# [REQUIREMENTS]
Return the count of lines that mention "this", with no other words.

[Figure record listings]

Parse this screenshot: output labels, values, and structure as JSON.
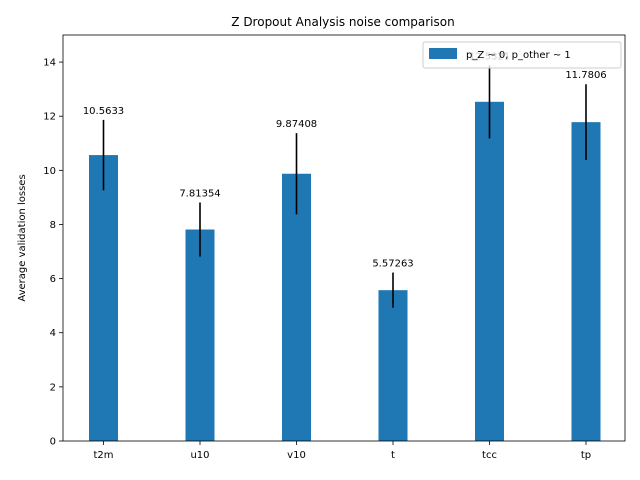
{
  "chart_data": {
    "type": "bar",
    "title": "Z Dropout Analysis noise comparison",
    "xlabel": "",
    "ylabel": "Average validation losses",
    "categories": [
      "t2m",
      "u10",
      "v10",
      "t",
      "tcc",
      "tp"
    ],
    "series": [
      {
        "name": "p_Z ~ 0, p_other ~ 1",
        "values": [
          10.5633,
          7.81354,
          9.87408,
          5.57263,
          12.5321,
          11.7806
        ],
        "errors": [
          1.3,
          1.0,
          1.5,
          0.65,
          1.35,
          1.4
        ],
        "labels": [
          "10.5633",
          "7.81354",
          "9.87408",
          "5.57263",
          "12.5321",
          "11.7806"
        ],
        "color": "#1f77b4"
      }
    ],
    "ylim": [
      0,
      15
    ],
    "yticks": [
      0,
      2,
      4,
      6,
      8,
      10,
      12,
      14
    ],
    "grid": false,
    "legend_position": "top-right",
    "error_bar_color": "#000000"
  }
}
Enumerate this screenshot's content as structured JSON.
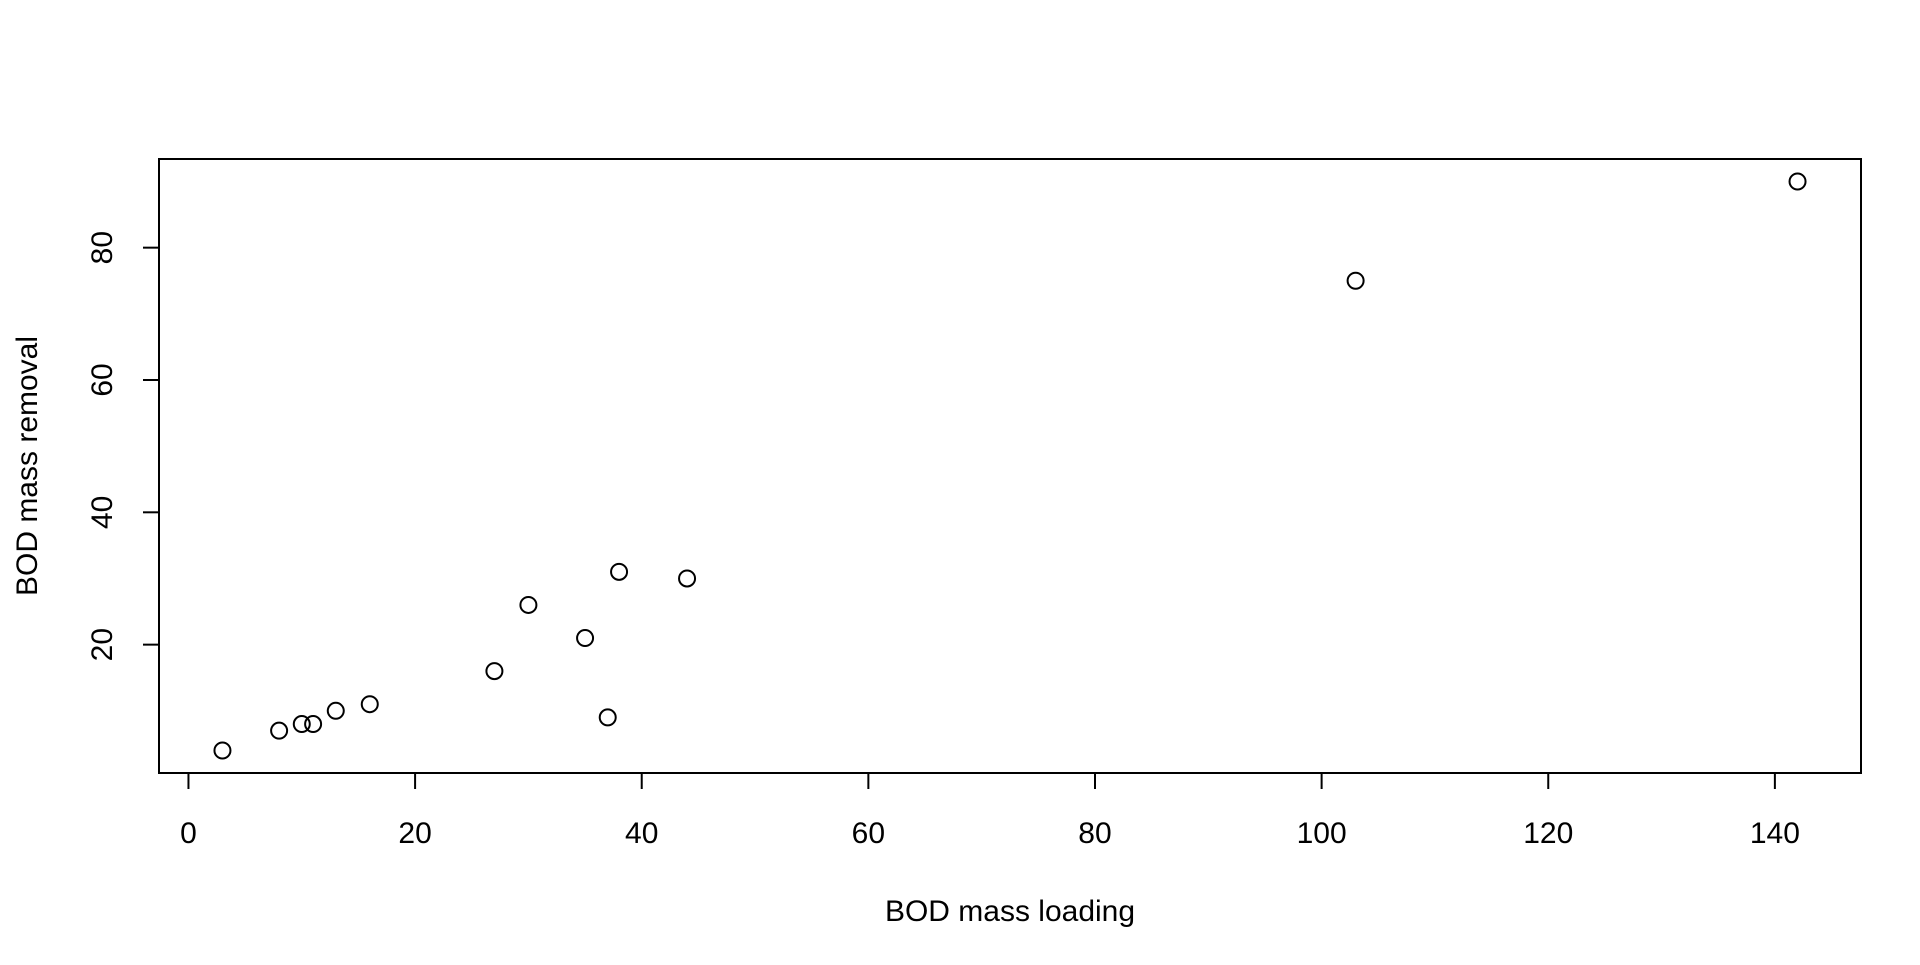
{
  "chart_data": {
    "type": "scatter",
    "title": "",
    "xlabel": "BOD mass loading",
    "ylabel": "BOD mass removal",
    "xlim": [
      -2.6,
      147.6
    ],
    "ylim": [
      0.6,
      93.4
    ],
    "xticks": [
      0,
      20,
      40,
      60,
      80,
      100,
      120,
      140
    ],
    "yticks": [
      20,
      40,
      60,
      80
    ],
    "grid": false,
    "legend": "none",
    "marker": "open-circle",
    "series": [
      {
        "x": [
          3,
          8,
          10,
          11,
          13,
          16,
          27,
          30,
          35,
          37,
          38,
          44,
          103,
          142
        ],
        "y": [
          4,
          7,
          8,
          8,
          10,
          11,
          16,
          26,
          21,
          9,
          31,
          30,
          75,
          90
        ]
      }
    ]
  }
}
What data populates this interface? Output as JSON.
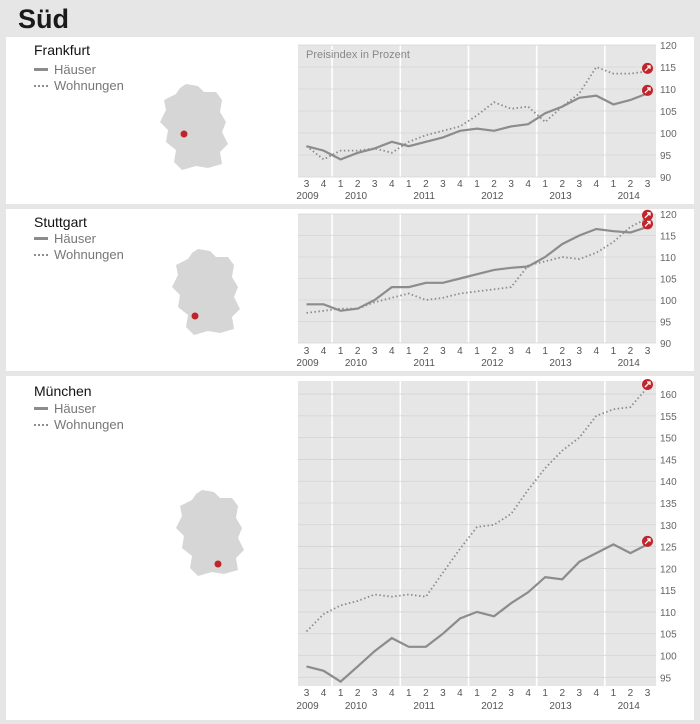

# [SOLVED EXERCISE]
3